**SUPPLIED ENTRIES**
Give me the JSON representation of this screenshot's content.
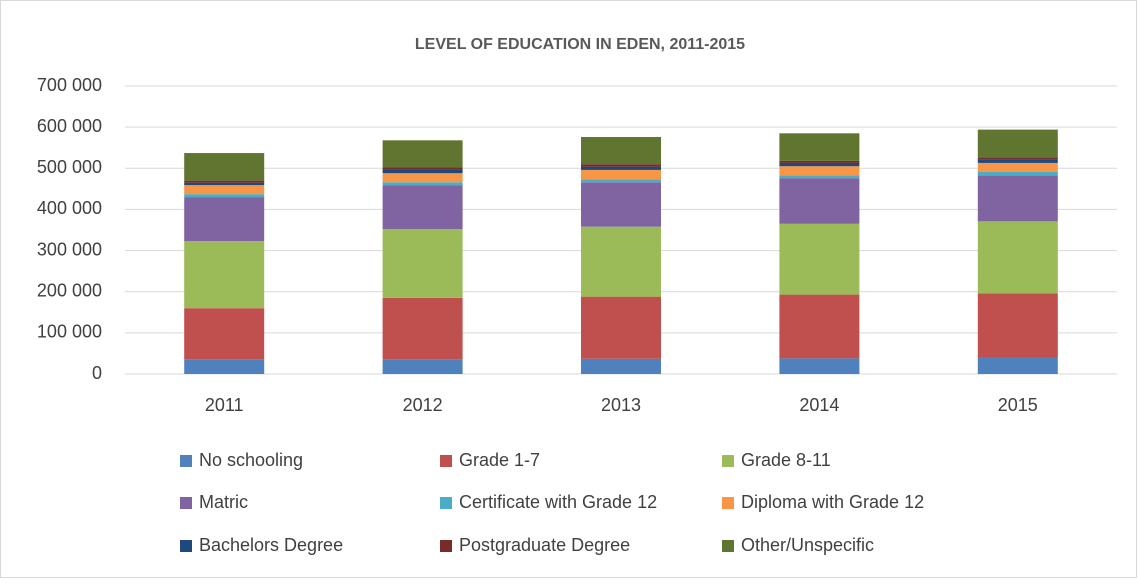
{
  "chart_data": {
    "type": "stacked_bar",
    "title": "LEVEL OF EDUCATION IN EDEN, 2011-2015",
    "categories": [
      "2011",
      "2012",
      "2013",
      "2014",
      "2015"
    ],
    "series": [
      {
        "name": "No schooling",
        "color": "#4f81bd",
        "values": [
          36000,
          36000,
          37000,
          38000,
          39000
        ]
      },
      {
        "name": "Grade 1-7",
        "color": "#c0504d",
        "values": [
          124000,
          149000,
          151000,
          155000,
          157000
        ]
      },
      {
        "name": "Grade 8-11",
        "color": "#9bbb59",
        "values": [
          163000,
          167000,
          170000,
          172000,
          175000
        ]
      },
      {
        "name": "Matric",
        "color": "#8064a2",
        "values": [
          107000,
          107000,
          108000,
          111000,
          112000
        ]
      },
      {
        "name": "Certificate with Grade 12",
        "color": "#4bacc6",
        "values": [
          7000,
          7000,
          7000,
          7000,
          8000
        ]
      },
      {
        "name": "Diploma with Grade 12",
        "color": "#f79646",
        "values": [
          22000,
          22000,
          23000,
          22000,
          22000
        ]
      },
      {
        "name": "Bachelors Degree",
        "color": "#1f497d",
        "values": [
          6000,
          8000,
          8000,
          8000,
          8000
        ]
      },
      {
        "name": "Postgraduate Degree",
        "color": "#772c2a",
        "values": [
          5000,
          6000,
          6000,
          5000,
          5000
        ]
      },
      {
        "name": "Other/Unspecific",
        "color": "#5f7530",
        "values": [
          67000,
          66000,
          66000,
          67000,
          68000
        ]
      }
    ],
    "ylim": [
      0,
      700000
    ],
    "yticks": [
      0,
      {
        "value": 100000,
        "label": "100 000"
      },
      {
        "value": 200000,
        "label": "200 000"
      },
      {
        "value": 300000,
        "label": "300 000"
      },
      {
        "value": 400000,
        "label": "400 000"
      },
      {
        "value": 500000,
        "label": "500 000"
      },
      {
        "value": 600000,
        "label": "600 000"
      },
      {
        "value": 700000,
        "label": "700 000"
      }
    ],
    "grid": true,
    "legend": "bottom"
  }
}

**WHAT IS EXPECTED**
Every entry above needs to be retyped exactly; drop the pictures.

**SOLUTION TO THIS EXERCISE**
Give me the JSON representation of this screenshot's content.
{
  "chart_data": {
    "type": "stacked_bar",
    "title": "LEVEL OF EDUCATION IN EDEN, 2011-2015",
    "categories": [
      "2011",
      "2012",
      "2013",
      "2014",
      "2015"
    ],
    "series": [
      {
        "name": "No schooling",
        "color": "#4f81bd",
        "values": [
          36000,
          36000,
          37000,
          38000,
          39000
        ]
      },
      {
        "name": "Grade 1-7",
        "color": "#c0504d",
        "values": [
          124000,
          149000,
          151000,
          155000,
          157000
        ]
      },
      {
        "name": "Grade 8-11",
        "color": "#9bbb59",
        "values": [
          163000,
          167000,
          170000,
          172000,
          175000
        ]
      },
      {
        "name": "Matric",
        "color": "#8064a2",
        "values": [
          107000,
          107000,
          108000,
          111000,
          112000
        ]
      },
      {
        "name": "Certificate with Grade 12",
        "color": "#4bacc6",
        "values": [
          7000,
          7000,
          7000,
          7000,
          8000
        ]
      },
      {
        "name": "Diploma with Grade 12",
        "color": "#f79646",
        "values": [
          22000,
          22000,
          23000,
          22000,
          22000
        ]
      },
      {
        "name": "Bachelors Degree",
        "color": "#1f497d",
        "values": [
          6000,
          8000,
          8000,
          8000,
          8000
        ]
      },
      {
        "name": "Postgraduate Degree",
        "color": "#772c2a",
        "values": [
          5000,
          6000,
          6000,
          5000,
          5000
        ]
      },
      {
        "name": "Other/Unspecific",
        "color": "#5f7530",
        "values": [
          67000,
          66000,
          66000,
          67000,
          68000
        ]
      }
    ],
    "ylim": [
      0,
      700000
    ],
    "yticks": [
      0,
      {
        "value": 100000,
        "label": "100 000"
      },
      {
        "value": 200000,
        "label": "200 000"
      },
      {
        "value": 300000,
        "label": "300 000"
      },
      {
        "value": 400000,
        "label": "400 000"
      },
      {
        "value": 500000,
        "label": "500 000"
      },
      {
        "value": 600000,
        "label": "600 000"
      },
      {
        "value": 700000,
        "label": "700 000"
      }
    ],
    "grid": true,
    "legend": "bottom"
  }
}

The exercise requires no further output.